-------- INPUT FOR THIS TASK

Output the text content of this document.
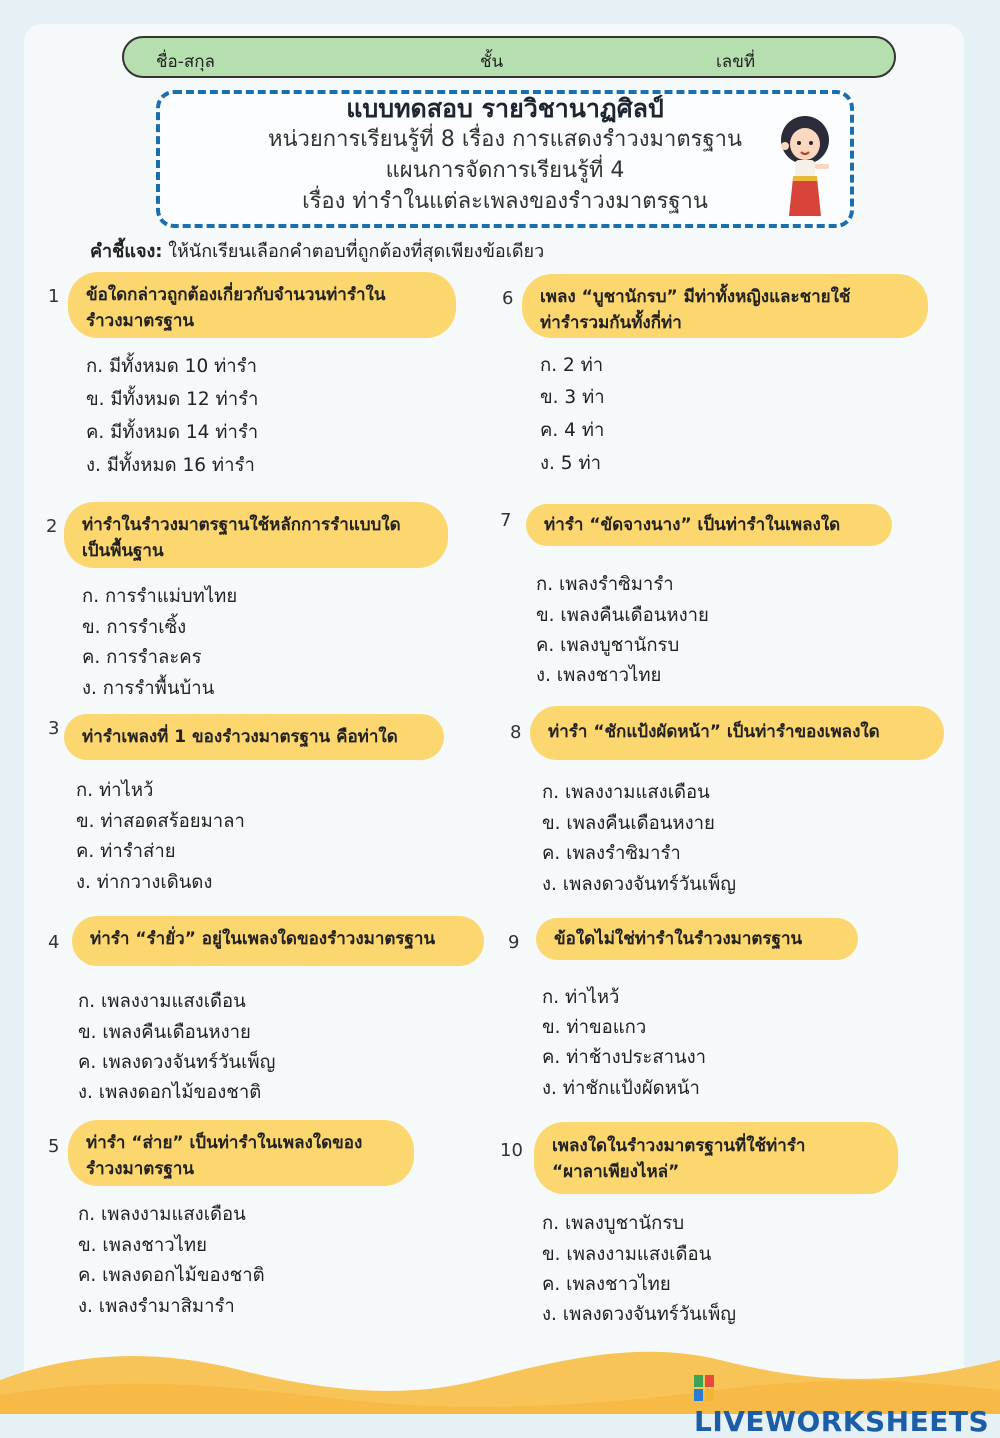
ชื่อ-สกุล	ชั้น	เลขที่
แบบทดสอบ รายวิชานาฏศิลป์
หน่วยการเรียนรู้ที่ 8 เรื่อง การแสดงรำวงมาตรฐาน
แผนการจัดการเรียนรู้ที่ 4
เรื่อง ท่ารำในแต่ละเพลงของรำวงมาตรฐาน
คำชี้แจง: ให้นักเรียนเลือกคำตอบที่ถูกต้องที่สุดเพียงข้อเดียว
1 ข้อใดกล่าวถูกต้องเกี่ยวกับจำนวนท่ารำใน
รำวงมาตรฐาน
ก. มีทั้งหมด 10 ท่ารำ
ข. มีทั้งหมด 12 ท่ารำ
ค. มีทั้งหมด 14 ท่ารำ
ง. มีทั้งหมด 16 ท่ารำ
2 ท่ารำในรำวงมาตรฐานใช้หลักการรำแบบใด
เป็นพื้นฐาน
ก. การรำแม่บทไทย
ข. การรำเซิ้ง
ค. การรำละคร
ง. การรำพื้นบ้าน
3 ท่ารำเพลงที่ 1 ของรำวงมาตรฐาน คือท่าใด
ก. ท่าไหว้
ข. ท่าสอดสร้อยมาลา
ค. ท่ารำส่าย
ง. ท่ากวางเดินดง
4 ท่ารำ “รำยั่ว” อยู่ในเพลงใดของรำวงมาตรฐาน
ก. เพลงงามแสงเดือน
ข. เพลงคืนเดือนหงาย
ค. เพลงดวงจันทร์วันเพ็ญ
ง. เพลงดอกไม้ของชาติ
5 ท่ารำ “ส่าย” เป็นท่ารำในเพลงใดของ
รำวงมาตรฐาน
ก. เพลงงามแสงเดือน
ข. เพลงชาวไทย
ค. เพลงดอกไม้ของชาติ
ง. เพลงรำมาสิมารำ
6 เพลง “บูชานักรบ” มีท่าทั้งหญิงและชายใช้
ท่ารำรวมกันทั้งกี่ท่า
ก. 2 ท่า
ข. 3 ท่า
ค. 4 ท่า
ง. 5 ท่า
7 ท่ารำ “ขัดจางนาง” เป็นท่ารำในเพลงใด
ก. เพลงรำซิมารำ
ข. เพลงคืนเดือนหงาย
ค. เพลงบูชานักรบ
ง. เพลงชาวไทย
8 ท่ารำ “ชักแป้งผัดหน้า” เป็นท่ารำของเพลงใด
ก. เพลงงามแสงเดือน
ข. เพลงคืนเดือนหงาย
ค. เพลงรำซิมารำ
ง. เพลงดวงจันทร์วันเพ็ญ
9 ข้อใดไม่ใช่ท่ารำในรำวงมาตรฐาน
ก. ท่าไหว้
ข. ท่าขอแกว
ค. ท่าช้างประสานงา
ง. ท่าชักแป้งผัดหน้า
10 เพลงใดในรำวงมาตรฐานที่ใช้ท่ารำ
“ผาลาเพียงไหล่”
ก. เพลงบูชานักรบ
ข. เพลงงามแสงเดือน
ค. เพลงชาวไทย
ง. เพลงดวงจันทร์วันเพ็ญ
LIVEWORKSHEETS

----------------

STATED PROBLEM: Set the pictures aside and transcribe the data above exactly.

FULL SOLUTION:
Output the text content of this document.
ชื่อ-สกุล	ชั้น	เลขที่
แบบทดสอบ รายวิชานาฏศิลป์
หน่วยการเรียนรู้ที่ 8 เรื่อง การแสดงรำวงมาตรฐาน
แผนการจัดการเรียนรู้ที่ 4
เรื่อง ท่ารำในแต่ละเพลงของรำวงมาตรฐาน
คำชี้แจง: ให้นักเรียนเลือกคำตอบที่ถูกต้องที่สุดเพียงข้อเดียว
1 ข้อใดกล่าวถูกต้องเกี่ยวกับจำนวนท่ารำใน
รำวงมาตรฐาน
ก. มีทั้งหมด 10 ท่ารำ
ข. มีทั้งหมด 12 ท่ารำ
ค. มีทั้งหมด 14 ท่ารำ
ง. มีทั้งหมด 16 ท่ารำ
2 ท่ารำในรำวงมาตรฐานใช้หลักการรำแบบใด
เป็นพื้นฐาน
ก. การรำแม่บทไทย
ข. การรำเซิ้ง
ค. การรำละคร
ง. การรำพื้นบ้าน
3 ท่ารำเพลงที่ 1 ของรำวงมาตรฐาน คือท่าใด
ก. ท่าไหว้
ข. ท่าสอดสร้อยมาลา
ค. ท่ารำส่าย
ง. ท่ากวางเดินดง
4 ท่ารำ “รำยั่ว” อยู่ในเพลงใดของรำวงมาตรฐาน
ก. เพลงงามแสงเดือน
ข. เพลงคืนเดือนหงาย
ค. เพลงดวงจันทร์วันเพ็ญ
ง. เพลงดอกไม้ของชาติ
5 ท่ารำ “ส่าย” เป็นท่ารำในเพลงใดของ
รำวงมาตรฐาน
ก. เพลงงามแสงเดือน
ข. เพลงชาวไทย
ค. เพลงดอกไม้ของชาติ
ง. เพลงรำมาสิมารำ
6 เพลง “บูชานักรบ” มีท่าทั้งหญิงและชายใช้
ท่ารำรวมกันทั้งกี่ท่า
ก. 2 ท่า
ข. 3 ท่า
ค. 4 ท่า
ง. 5 ท่า
7 ท่ารำ “ขัดจางนาง” เป็นท่ารำในเพลงใด
ก. เพลงรำซิมารำ
ข. เพลงคืนเดือนหงาย
ค. เพลงบูชานักรบ
ง. เพลงชาวไทย
8 ท่ารำ “ชักแป้งผัดหน้า” เป็นท่ารำของเพลงใด
ก. เพลงงามแสงเดือน
ข. เพลงคืนเดือนหงาย
ค. เพลงรำซิมารำ
ง. เพลงดวงจันทร์วันเพ็ญ
9 ข้อใดไม่ใช่ท่ารำในรำวงมาตรฐาน
ก. ท่าไหว้
ข. ท่าขอแกว
ค. ท่าช้างประสานงา
ง. ท่าชักแป้งผัดหน้า
10 เพลงใดในรำวงมาตรฐานที่ใช้ท่ารำ
“ผาลาเพียงไหล่”
ก. เพลงบูชานักรบ
ข. เพลงงามแสงเดือน
ค. เพลงชาวไทย
ง. เพลงดวงจันทร์วันเพ็ญ
LIVEWORKSHEETS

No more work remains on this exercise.